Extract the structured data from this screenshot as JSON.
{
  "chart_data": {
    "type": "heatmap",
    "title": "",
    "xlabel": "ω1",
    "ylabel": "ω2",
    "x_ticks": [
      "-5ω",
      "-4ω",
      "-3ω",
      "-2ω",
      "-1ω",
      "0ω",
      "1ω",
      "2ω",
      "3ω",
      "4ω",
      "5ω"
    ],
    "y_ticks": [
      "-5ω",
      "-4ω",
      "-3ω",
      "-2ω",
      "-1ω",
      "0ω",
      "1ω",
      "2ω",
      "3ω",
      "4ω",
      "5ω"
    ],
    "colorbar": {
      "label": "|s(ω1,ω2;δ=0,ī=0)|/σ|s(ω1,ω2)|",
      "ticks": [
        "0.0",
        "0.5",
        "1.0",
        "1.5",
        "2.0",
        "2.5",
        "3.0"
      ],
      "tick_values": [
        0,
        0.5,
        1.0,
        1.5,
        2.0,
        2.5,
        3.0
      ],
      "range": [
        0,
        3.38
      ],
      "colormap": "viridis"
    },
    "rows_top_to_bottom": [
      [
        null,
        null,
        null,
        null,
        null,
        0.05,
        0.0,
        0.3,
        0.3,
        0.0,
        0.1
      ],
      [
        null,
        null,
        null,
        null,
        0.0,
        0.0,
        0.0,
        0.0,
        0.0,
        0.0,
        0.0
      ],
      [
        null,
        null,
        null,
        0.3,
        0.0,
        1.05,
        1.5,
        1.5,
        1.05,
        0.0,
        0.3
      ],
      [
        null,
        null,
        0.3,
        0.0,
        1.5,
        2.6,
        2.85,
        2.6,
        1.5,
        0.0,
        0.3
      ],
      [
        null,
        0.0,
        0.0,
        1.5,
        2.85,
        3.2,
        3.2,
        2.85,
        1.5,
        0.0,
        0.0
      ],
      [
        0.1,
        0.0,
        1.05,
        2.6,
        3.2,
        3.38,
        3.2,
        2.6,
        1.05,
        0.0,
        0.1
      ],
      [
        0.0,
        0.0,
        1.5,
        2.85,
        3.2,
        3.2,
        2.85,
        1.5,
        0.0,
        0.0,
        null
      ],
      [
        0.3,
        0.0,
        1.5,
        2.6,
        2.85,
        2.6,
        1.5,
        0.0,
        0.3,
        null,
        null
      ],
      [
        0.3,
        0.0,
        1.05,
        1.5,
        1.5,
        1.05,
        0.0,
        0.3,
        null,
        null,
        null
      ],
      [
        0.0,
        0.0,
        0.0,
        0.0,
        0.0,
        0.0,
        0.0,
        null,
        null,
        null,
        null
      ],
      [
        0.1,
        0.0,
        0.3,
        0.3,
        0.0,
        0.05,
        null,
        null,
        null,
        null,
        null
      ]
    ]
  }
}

_ _ _

* Instruction
All of the data must be returned exactly.

* Complete output
Extract the structured data from this screenshot as JSON.
{
  "chart_data": {
    "type": "heatmap",
    "title": "",
    "xlabel": "ω1",
    "ylabel": "ω2",
    "x_ticks": [
      "-5ω",
      "-4ω",
      "-3ω",
      "-2ω",
      "-1ω",
      "0ω",
      "1ω",
      "2ω",
      "3ω",
      "4ω",
      "5ω"
    ],
    "y_ticks": [
      "-5ω",
      "-4ω",
      "-3ω",
      "-2ω",
      "-1ω",
      "0ω",
      "1ω",
      "2ω",
      "3ω",
      "4ω",
      "5ω"
    ],
    "colorbar": {
      "label": "|s(ω1,ω2;δ=0,ī=0)|/σ|s(ω1,ω2)|",
      "ticks": [
        "0.0",
        "0.5",
        "1.0",
        "1.5",
        "2.0",
        "2.5",
        "3.0"
      ],
      "tick_values": [
        0,
        0.5,
        1.0,
        1.5,
        2.0,
        2.5,
        3.0
      ],
      "range": [
        0,
        3.38
      ],
      "colormap": "viridis"
    },
    "rows_top_to_bottom": [
      [
        null,
        null,
        null,
        null,
        null,
        0.05,
        0.0,
        0.3,
        0.3,
        0.0,
        0.1
      ],
      [
        null,
        null,
        null,
        null,
        0.0,
        0.0,
        0.0,
        0.0,
        0.0,
        0.0,
        0.0
      ],
      [
        null,
        null,
        null,
        0.3,
        0.0,
        1.05,
        1.5,
        1.5,
        1.05,
        0.0,
        0.3
      ],
      [
        null,
        null,
        0.3,
        0.0,
        1.5,
        2.6,
        2.85,
        2.6,
        1.5,
        0.0,
        0.3
      ],
      [
        null,
        0.0,
        0.0,
        1.5,
        2.85,
        3.2,
        3.2,
        2.85,
        1.5,
        0.0,
        0.0
      ],
      [
        0.1,
        0.0,
        1.05,
        2.6,
        3.2,
        3.38,
        3.2,
        2.6,
        1.05,
        0.0,
        0.1
      ],
      [
        0.0,
        0.0,
        1.5,
        2.85,
        3.2,
        3.2,
        2.85,
        1.5,
        0.0,
        0.0,
        null
      ],
      [
        0.3,
        0.0,
        1.5,
        2.6,
        2.85,
        2.6,
        1.5,
        0.0,
        0.3,
        null,
        null
      ],
      [
        0.3,
        0.0,
        1.05,
        1.5,
        1.5,
        1.05,
        0.0,
        0.3,
        null,
        null,
        null
      ],
      [
        0.0,
        0.0,
        0.0,
        0.0,
        0.0,
        0.0,
        0.0,
        null,
        null,
        null,
        null
      ],
      [
        0.1,
        0.0,
        0.3,
        0.3,
        0.0,
        0.05,
        null,
        null,
        null,
        null,
        null
      ]
    ]
  }
}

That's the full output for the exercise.